* _Objective_
Print the entire listing. Each line must match the original exactly.

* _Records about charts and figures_
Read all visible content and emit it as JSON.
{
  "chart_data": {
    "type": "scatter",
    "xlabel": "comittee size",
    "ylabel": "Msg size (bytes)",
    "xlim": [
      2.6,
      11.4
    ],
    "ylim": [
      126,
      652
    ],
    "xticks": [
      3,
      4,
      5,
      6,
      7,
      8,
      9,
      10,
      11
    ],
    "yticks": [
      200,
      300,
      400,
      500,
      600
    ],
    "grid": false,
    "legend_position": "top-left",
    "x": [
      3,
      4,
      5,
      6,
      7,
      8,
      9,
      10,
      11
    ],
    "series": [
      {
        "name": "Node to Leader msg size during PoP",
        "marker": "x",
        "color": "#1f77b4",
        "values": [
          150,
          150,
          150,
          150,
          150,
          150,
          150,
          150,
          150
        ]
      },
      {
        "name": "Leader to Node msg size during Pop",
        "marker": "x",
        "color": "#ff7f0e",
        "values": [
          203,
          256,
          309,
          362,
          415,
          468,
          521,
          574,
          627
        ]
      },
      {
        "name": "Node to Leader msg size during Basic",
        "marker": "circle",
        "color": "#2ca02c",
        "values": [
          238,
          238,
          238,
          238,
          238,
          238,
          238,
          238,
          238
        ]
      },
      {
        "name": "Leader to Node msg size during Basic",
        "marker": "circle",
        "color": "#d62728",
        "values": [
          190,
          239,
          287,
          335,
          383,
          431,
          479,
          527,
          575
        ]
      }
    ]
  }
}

* _Correct result_
Read all visible content and emit it as JSON.
{
  "chart_data": {
    "type": "scatter",
    "xlabel": "comittee size",
    "ylabel": "Msg size (bytes)",
    "xlim": [
      2.6,
      11.4
    ],
    "ylim": [
      126,
      652
    ],
    "xticks": [
      3,
      4,
      5,
      6,
      7,
      8,
      9,
      10,
      11
    ],
    "yticks": [
      200,
      300,
      400,
      500,
      600
    ],
    "grid": false,
    "legend_position": "top-left",
    "x": [
      3,
      4,
      5,
      6,
      7,
      8,
      9,
      10,
      11
    ],
    "series": [
      {
        "name": "Node to Leader msg size during PoP",
        "marker": "x",
        "color": "#1f77b4",
        "values": [
          150,
          150,
          150,
          150,
          150,
          150,
          150,
          150,
          150
        ]
      },
      {
        "name": "Leader to Node msg size during Pop",
        "marker": "x",
        "color": "#ff7f0e",
        "values": [
          203,
          256,
          309,
          362,
          415,
          468,
          521,
          574,
          627
        ]
      },
      {
        "name": "Node to Leader msg size during Basic",
        "marker": "circle",
        "color": "#2ca02c",
        "values": [
          238,
          238,
          238,
          238,
          238,
          238,
          238,
          238,
          238
        ]
      },
      {
        "name": "Leader to Node msg size during Basic",
        "marker": "circle",
        "color": "#d62728",
        "values": [
          190,
          239,
          287,
          335,
          383,
          431,
          479,
          527,
          575
        ]
      }
    ]
  }
}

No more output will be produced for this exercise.